— Data excerpts —
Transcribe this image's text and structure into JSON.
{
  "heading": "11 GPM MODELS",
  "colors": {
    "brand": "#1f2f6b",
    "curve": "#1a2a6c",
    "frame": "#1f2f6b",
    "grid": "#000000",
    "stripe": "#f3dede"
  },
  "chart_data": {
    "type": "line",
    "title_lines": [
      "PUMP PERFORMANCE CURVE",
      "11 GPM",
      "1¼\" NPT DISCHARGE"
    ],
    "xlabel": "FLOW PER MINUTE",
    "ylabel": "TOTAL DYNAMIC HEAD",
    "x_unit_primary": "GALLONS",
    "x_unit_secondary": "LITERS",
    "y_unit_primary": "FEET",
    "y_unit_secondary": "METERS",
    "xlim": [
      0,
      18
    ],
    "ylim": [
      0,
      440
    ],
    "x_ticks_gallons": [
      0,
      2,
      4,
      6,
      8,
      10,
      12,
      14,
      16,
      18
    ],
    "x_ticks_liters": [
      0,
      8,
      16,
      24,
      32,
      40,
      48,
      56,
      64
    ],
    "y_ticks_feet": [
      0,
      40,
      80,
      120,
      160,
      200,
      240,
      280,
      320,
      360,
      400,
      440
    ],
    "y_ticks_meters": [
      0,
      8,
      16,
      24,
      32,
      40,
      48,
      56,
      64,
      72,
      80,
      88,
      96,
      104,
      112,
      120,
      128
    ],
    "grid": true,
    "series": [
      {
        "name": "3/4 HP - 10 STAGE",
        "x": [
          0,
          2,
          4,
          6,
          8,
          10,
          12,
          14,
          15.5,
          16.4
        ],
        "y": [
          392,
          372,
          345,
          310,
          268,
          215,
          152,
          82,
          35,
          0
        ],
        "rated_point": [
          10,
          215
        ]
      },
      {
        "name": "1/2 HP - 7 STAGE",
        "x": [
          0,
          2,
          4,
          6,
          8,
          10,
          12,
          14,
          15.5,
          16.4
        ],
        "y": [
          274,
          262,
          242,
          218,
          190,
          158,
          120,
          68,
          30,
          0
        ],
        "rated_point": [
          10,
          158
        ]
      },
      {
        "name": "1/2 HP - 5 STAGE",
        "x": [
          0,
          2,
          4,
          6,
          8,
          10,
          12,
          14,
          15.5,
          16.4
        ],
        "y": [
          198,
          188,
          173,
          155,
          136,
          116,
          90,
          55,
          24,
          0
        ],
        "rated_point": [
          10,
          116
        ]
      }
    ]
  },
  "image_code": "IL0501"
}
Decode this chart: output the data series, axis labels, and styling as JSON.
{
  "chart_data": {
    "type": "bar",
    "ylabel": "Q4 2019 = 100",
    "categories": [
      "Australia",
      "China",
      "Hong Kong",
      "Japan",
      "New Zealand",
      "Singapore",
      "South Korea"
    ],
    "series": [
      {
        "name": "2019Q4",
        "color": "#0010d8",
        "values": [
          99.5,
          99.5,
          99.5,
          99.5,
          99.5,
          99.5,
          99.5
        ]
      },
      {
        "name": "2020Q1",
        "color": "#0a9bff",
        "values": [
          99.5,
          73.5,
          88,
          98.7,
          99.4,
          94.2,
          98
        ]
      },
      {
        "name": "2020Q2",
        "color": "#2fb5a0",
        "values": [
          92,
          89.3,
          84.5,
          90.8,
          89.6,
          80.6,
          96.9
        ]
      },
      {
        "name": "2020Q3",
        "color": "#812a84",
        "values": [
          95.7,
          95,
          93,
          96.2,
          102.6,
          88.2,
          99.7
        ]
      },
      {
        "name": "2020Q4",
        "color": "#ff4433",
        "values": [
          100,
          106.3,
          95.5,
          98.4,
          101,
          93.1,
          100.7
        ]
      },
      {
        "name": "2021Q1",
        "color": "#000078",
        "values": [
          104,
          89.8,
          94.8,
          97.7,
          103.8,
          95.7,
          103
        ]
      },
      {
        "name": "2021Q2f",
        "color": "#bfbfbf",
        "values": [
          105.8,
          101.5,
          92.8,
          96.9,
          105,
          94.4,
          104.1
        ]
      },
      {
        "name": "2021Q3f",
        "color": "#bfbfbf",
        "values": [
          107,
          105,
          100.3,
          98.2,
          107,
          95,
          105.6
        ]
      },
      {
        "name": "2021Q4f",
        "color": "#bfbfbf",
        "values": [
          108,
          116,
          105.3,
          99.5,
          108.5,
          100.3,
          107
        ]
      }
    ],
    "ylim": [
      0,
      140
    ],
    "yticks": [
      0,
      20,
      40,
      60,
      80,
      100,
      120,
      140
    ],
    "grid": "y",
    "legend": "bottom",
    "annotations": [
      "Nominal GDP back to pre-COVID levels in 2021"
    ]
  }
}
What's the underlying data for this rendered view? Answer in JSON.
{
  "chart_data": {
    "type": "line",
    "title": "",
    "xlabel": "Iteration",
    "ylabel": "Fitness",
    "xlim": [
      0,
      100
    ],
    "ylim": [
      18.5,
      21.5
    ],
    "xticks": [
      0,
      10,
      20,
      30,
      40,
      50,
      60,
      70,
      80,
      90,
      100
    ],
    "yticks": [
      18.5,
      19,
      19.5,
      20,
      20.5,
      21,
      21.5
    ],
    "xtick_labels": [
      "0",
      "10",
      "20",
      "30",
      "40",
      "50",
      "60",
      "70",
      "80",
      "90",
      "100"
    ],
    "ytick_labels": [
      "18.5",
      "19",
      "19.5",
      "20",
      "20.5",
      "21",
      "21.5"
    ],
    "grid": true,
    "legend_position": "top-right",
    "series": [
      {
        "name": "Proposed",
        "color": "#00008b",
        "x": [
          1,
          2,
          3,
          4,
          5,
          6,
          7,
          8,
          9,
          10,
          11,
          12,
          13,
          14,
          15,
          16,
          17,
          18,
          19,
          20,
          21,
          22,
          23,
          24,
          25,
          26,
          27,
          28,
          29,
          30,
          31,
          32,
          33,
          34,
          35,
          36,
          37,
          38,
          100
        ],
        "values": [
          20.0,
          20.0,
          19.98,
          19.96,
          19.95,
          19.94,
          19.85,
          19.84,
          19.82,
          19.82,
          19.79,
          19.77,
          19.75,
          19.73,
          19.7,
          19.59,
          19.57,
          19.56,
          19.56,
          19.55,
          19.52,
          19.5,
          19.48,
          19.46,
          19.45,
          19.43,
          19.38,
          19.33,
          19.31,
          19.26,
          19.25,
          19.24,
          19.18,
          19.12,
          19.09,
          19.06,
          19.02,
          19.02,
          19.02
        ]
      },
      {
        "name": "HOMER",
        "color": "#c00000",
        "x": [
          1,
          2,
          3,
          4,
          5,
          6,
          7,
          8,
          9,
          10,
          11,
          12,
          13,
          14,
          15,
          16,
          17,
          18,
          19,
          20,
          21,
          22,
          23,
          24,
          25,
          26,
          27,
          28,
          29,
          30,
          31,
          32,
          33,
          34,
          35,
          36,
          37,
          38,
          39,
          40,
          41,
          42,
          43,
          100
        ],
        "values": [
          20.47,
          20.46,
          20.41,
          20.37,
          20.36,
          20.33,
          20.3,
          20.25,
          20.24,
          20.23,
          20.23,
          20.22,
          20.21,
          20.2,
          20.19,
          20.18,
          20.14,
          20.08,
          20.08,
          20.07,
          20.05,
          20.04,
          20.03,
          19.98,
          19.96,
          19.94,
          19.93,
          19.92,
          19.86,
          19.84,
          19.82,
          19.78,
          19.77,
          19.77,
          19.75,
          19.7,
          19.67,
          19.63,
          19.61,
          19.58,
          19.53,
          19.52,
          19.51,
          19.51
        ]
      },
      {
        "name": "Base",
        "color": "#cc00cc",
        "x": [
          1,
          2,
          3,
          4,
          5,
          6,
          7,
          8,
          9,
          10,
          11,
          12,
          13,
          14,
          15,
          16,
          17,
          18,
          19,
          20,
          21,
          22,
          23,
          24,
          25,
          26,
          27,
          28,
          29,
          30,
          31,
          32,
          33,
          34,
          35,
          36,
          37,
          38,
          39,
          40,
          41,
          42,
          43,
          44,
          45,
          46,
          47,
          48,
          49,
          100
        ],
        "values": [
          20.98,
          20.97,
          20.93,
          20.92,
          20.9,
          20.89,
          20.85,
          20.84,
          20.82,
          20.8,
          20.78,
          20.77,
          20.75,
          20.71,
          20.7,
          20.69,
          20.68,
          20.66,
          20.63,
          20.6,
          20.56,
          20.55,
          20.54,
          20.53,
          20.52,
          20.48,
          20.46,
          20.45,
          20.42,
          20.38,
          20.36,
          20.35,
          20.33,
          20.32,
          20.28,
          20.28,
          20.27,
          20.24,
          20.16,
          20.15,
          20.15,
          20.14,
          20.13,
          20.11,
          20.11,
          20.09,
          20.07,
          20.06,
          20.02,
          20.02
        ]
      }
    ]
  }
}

— What you are asked to do —
Copy out each line of the material that holds the word "JSON".

— Result for this task —
Transcribe this image's text and structure into JSON.
Decode this chart: output the data series, axis labels, and styling as JSON.
What's the underlying data for this rendered view? Answer in JSON.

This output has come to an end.